Problem:
Can you reproduce the lines below word for word, leaving out the picture?

........

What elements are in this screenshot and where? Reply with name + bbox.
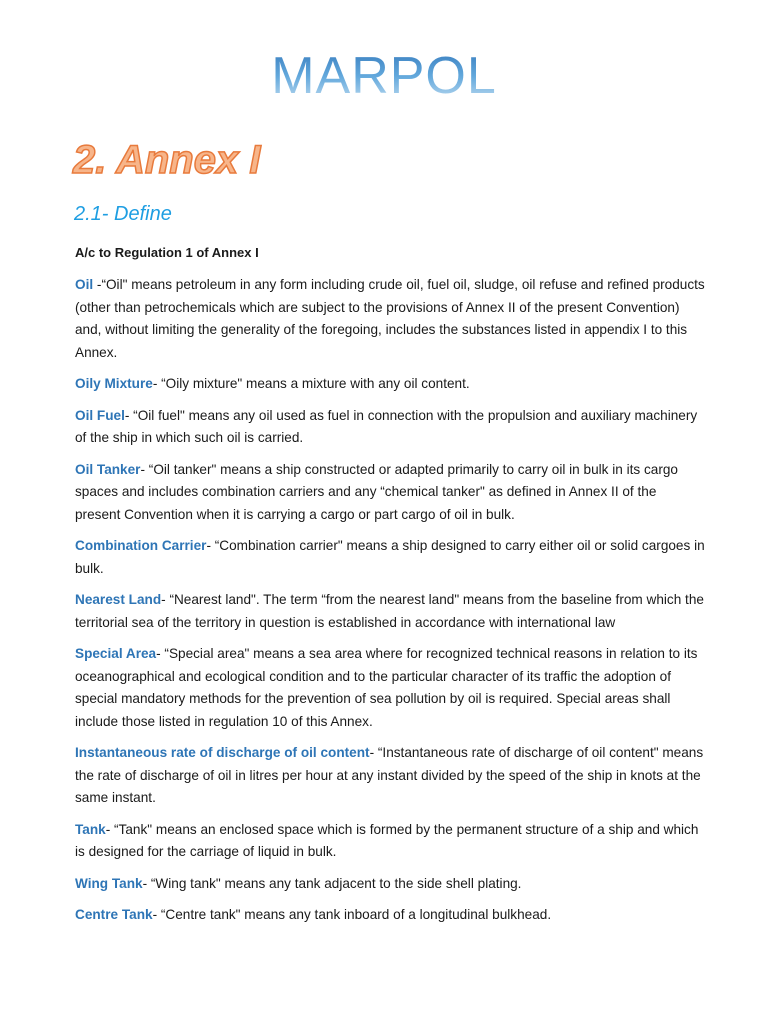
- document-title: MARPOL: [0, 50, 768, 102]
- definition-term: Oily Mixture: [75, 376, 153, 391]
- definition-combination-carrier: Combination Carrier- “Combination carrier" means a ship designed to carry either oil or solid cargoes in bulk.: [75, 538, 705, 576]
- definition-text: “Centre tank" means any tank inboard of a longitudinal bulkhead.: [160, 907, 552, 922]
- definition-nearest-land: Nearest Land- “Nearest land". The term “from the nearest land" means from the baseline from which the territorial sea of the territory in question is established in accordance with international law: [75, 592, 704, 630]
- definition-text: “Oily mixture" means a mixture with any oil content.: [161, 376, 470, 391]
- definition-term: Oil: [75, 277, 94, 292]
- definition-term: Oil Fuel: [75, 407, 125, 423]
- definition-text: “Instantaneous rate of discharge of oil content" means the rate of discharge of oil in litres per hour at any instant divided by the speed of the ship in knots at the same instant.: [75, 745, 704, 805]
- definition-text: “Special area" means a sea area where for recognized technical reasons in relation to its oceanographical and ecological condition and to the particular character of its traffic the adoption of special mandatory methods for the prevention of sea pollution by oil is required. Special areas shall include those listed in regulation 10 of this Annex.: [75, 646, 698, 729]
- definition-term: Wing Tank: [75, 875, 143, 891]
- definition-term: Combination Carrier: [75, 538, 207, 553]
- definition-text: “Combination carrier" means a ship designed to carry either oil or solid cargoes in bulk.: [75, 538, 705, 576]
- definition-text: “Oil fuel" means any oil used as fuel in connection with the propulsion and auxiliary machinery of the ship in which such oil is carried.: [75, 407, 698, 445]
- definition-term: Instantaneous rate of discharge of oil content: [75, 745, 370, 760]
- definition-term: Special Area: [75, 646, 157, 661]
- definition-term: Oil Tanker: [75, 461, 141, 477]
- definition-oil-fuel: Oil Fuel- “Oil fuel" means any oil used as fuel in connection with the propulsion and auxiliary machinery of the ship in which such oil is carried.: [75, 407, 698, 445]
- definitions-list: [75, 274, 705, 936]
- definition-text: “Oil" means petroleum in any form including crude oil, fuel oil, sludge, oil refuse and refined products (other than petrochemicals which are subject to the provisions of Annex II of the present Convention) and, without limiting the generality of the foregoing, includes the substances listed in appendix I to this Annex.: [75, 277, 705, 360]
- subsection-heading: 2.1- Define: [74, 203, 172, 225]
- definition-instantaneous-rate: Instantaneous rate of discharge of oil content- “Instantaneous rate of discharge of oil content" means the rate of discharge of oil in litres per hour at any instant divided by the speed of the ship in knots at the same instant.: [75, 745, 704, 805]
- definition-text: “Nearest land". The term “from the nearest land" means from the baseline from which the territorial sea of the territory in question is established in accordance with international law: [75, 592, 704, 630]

........

Result for this exercise:
What elements are in this screenshot and where? Reply with name + bbox.
- document-title: MARPOL: [0, 50, 768, 102]
- definition-term: Oily Mixture: [75, 376, 153, 391]
- definition-combination-carrier: Combination Carrier- “Combination carrier" means a ship designed to carry either oil or solid cargoes in bulk.: [75, 538, 705, 576]
- definition-text: “Centre tank" means any tank inboard of a longitudinal bulkhead.: [160, 907, 552, 922]
- definition-nearest-land: Nearest Land- “Nearest land". The term “from the nearest land" means from the baseline from which the territorial sea of the territory in question is established in accordance with international law: [75, 592, 704, 630]
- definition-text: “Oily mixture" means a mixture with any oil content.: [161, 376, 470, 391]
- definition-term: Oil: [75, 277, 94, 292]
- definition-term: Oil Fuel: [75, 407, 125, 423]
- definition-text: “Instantaneous rate of discharge of oil content" means the rate of discharge of oil in litres per hour at any instant divided by the speed of the ship in knots at the same instant.: [75, 745, 704, 805]
- definition-text: “Special area" means a sea area where for recognized technical reasons in relation to its oceanographical and ecological condition and to the particular character of its traffic the adoption of special mandatory methods for the prevention of sea pollution by oil is required. Special areas shall include those listed in regulation 10 of this Annex.: [75, 646, 698, 729]
- definition-term: Wing Tank: [75, 875, 143, 891]
- definition-term: Combination Carrier: [75, 538, 207, 553]
- definition-text: “Combination carrier" means a ship designed to carry either oil or solid cargoes in bulk.: [75, 538, 705, 576]
- definition-text: “Oil fuel" means any oil used as fuel in connection with the propulsion and auxiliary machinery of the ship in which such oil is carried.: [75, 407, 698, 445]
- definition-term: Instantaneous rate of discharge of oil content: [75, 745, 370, 760]
- definition-term: Special Area: [75, 646, 157, 661]
- definition-term: Oil Tanker: [75, 461, 141, 477]
- definition-oil-fuel: Oil Fuel- “Oil fuel" means any oil used as fuel in connection with the propulsion and auxiliary machinery of the ship in which such oil is carried.: [75, 407, 698, 445]
- definitions-list: [75, 274, 705, 936]
- definition-text: “Oil" means petroleum in any form including crude oil, fuel oil, sludge, oil refuse and refined products (other than petrochemicals which are subject to the provisions of Annex II of the present Convention) and, without limiting the generality of the foregoing, includes the substances listed in appendix I to this Annex.: [75, 277, 705, 360]
- subsection-heading: 2.1- Define: [74, 203, 172, 225]
- definition-instantaneous-rate: Instantaneous rate of discharge of oil content- “Instantaneous rate of discharge of oil content" means the rate of discharge of oil in litres per hour at any instant divided by the speed of the ship in knots at the same instant.: [75, 745, 704, 805]
- definition-text: “Nearest land". The term “from the nearest land" means from the baseline from which the territorial sea of the territory in question is established in accordance with international law: [75, 592, 704, 630]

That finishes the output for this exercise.